Collected data

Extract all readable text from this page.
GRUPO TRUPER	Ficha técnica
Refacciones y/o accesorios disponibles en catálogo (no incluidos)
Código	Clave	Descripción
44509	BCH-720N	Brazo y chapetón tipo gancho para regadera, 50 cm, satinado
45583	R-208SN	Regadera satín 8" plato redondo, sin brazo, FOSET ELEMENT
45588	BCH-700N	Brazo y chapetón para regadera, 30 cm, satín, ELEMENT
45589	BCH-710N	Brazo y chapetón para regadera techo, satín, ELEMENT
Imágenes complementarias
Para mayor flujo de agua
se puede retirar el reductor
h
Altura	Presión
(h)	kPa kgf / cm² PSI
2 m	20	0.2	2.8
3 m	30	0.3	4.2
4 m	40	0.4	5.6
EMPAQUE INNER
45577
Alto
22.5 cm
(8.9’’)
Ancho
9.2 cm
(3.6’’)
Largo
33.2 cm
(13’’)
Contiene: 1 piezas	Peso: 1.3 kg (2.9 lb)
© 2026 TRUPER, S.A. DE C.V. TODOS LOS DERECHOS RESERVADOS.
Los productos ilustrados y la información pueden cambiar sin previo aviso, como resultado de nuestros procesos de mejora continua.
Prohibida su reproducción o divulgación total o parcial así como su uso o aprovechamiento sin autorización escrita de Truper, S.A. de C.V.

:: Activity ::
Please quote the data above in full, with no line missing.

:: Solved exercise ::
Extract all readable text from this page.
GRUPO TRUPER	Ficha técnica
Refacciones y/o accesorios disponibles en catálogo (no incluidos)
Código	Clave	Descripción
44509	BCH-720N	Brazo y chapetón tipo gancho para regadera, 50 cm, satinado
45583	R-208SN	Regadera satín 8" plato redondo, sin brazo, FOSET ELEMENT
45588	BCH-700N	Brazo y chapetón para regadera, 30 cm, satín, ELEMENT
45589	BCH-710N	Brazo y chapetón para regadera techo, satín, ELEMENT
Imágenes complementarias
Para mayor flujo de agua
se puede retirar el reductor
h
Altura	Presión
(h)	kPa kgf / cm² PSI
2 m	20	0.2	2.8
3 m	30	0.3	4.2
4 m	40	0.4	5.6
EMPAQUE INNER
45577
Alto
22.5 cm
(8.9’’)
Ancho
9.2 cm
(3.6’’)
Largo
33.2 cm
(13’’)
Contiene: 1 piezas	Peso: 1.3 kg (2.9 lb)
© 2026 TRUPER, S.A. DE C.V. TODOS LOS DERECHOS RESERVADOS.
Los productos ilustrados y la información pueden cambiar sin previo aviso, como resultado de nuestros procesos de mejora continua.
Prohibida su reproducción o divulgación total o parcial así como su uso o aprovechamiento sin autorización escrita de Truper, S.A. de C.V.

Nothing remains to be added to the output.